◆ DATASET EXTRACT:
★ ★ ★ ★
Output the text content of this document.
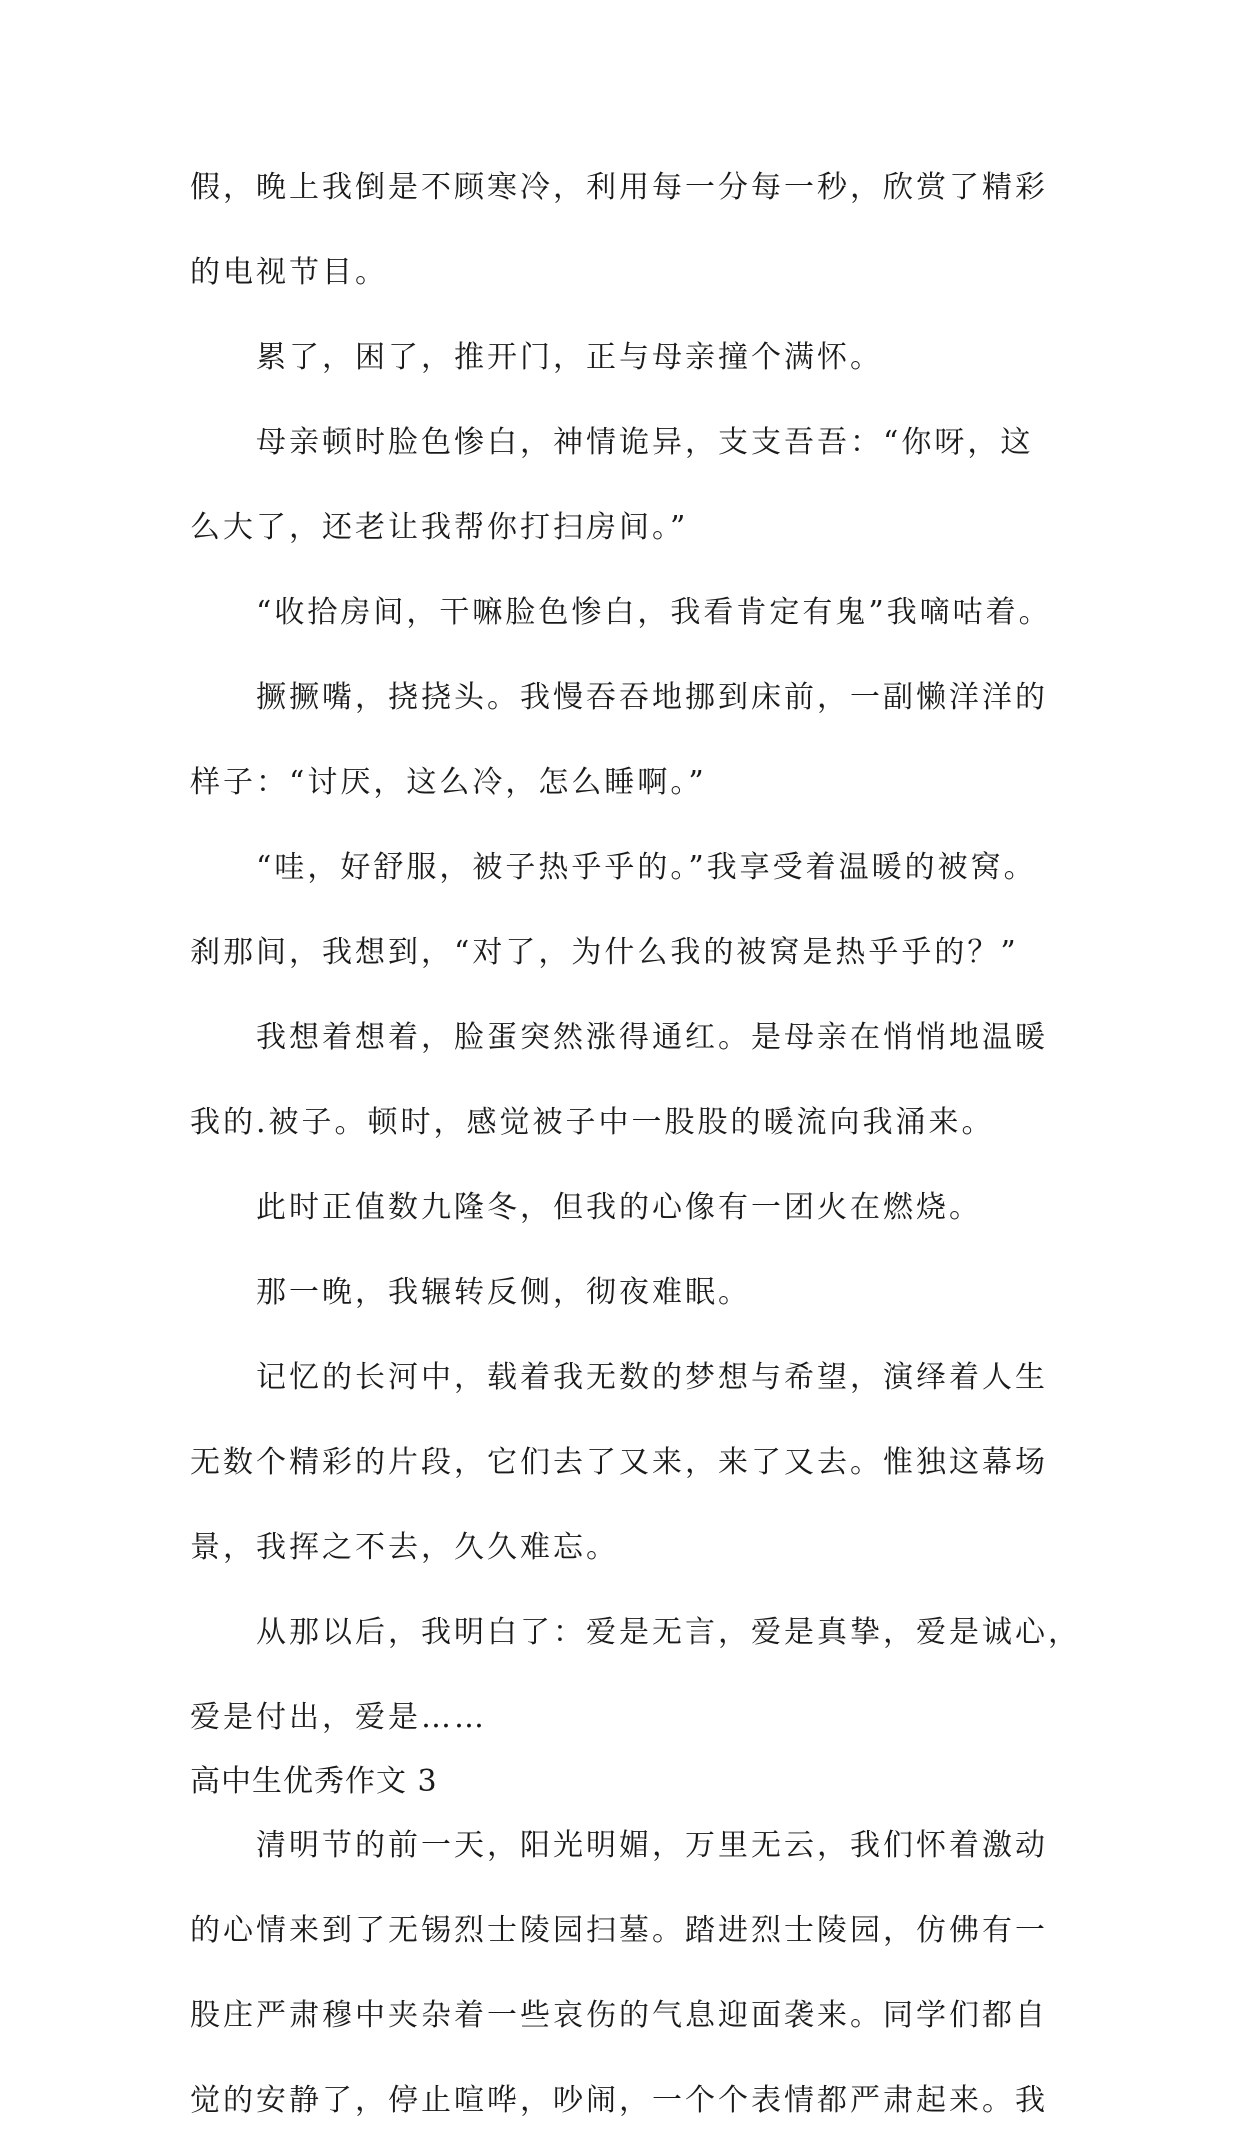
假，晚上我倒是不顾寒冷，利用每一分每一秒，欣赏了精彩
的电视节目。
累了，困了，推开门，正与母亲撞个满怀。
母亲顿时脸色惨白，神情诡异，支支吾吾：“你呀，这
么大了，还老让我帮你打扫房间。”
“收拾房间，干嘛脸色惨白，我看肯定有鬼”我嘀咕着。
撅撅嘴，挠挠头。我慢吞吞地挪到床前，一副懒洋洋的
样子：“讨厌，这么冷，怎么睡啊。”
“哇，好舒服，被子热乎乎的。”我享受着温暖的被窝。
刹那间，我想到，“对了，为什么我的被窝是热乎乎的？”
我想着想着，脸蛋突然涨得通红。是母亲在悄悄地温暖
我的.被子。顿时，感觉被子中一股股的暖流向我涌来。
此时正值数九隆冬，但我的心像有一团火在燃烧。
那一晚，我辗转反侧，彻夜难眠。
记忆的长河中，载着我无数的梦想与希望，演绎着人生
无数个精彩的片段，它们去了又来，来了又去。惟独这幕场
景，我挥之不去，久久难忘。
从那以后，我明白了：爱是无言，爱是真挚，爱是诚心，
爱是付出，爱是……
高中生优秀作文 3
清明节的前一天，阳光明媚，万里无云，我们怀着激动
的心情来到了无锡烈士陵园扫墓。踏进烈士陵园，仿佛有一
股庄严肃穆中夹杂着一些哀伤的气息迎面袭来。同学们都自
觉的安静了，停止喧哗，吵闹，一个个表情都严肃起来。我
★ ★ ★ ★
◆ EXERCISE AIM: Print out the whole of the material word for word, without pictures.

◆ WORKED SOLUTION:
Output the text content of this document.
假，晚上我倒是不顾寒冷，利用每一分每一秒，欣赏了精彩
的电视节目。
累了，困了，推开门，正与母亲撞个满怀。
母亲顿时脸色惨白，神情诡异，支支吾吾：“你呀，这
么大了，还老让我帮你打扫房间。”
“收拾房间，干嘛脸色惨白，我看肯定有鬼”我嘀咕着。
撅撅嘴，挠挠头。我慢吞吞地挪到床前，一副懒洋洋的
样子：“讨厌，这么冷，怎么睡啊。”
“哇，好舒服，被子热乎乎的。”我享受着温暖的被窝。
刹那间，我想到，“对了，为什么我的被窝是热乎乎的？”
我想着想着，脸蛋突然涨得通红。是母亲在悄悄地温暖
我的.被子。顿时，感觉被子中一股股的暖流向我涌来。
此时正值数九隆冬，但我的心像有一团火在燃烧。
那一晚，我辗转反侧，彻夜难眠。
记忆的长河中，载着我无数的梦想与希望，演绎着人生
无数个精彩的片段，它们去了又来，来了又去。惟独这幕场
景，我挥之不去，久久难忘。
从那以后，我明白了：爱是无言，爱是真挚，爱是诚心，
爱是付出，爱是……
高中生优秀作文 3
清明节的前一天，阳光明媚，万里无云，我们怀着激动
的心情来到了无锡烈士陵园扫墓。踏进烈士陵园，仿佛有一
股庄严肃穆中夹杂着一些哀伤的气息迎面袭来。同学们都自
觉的安静了，停止喧哗，吵闹，一个个表情都严肃起来。我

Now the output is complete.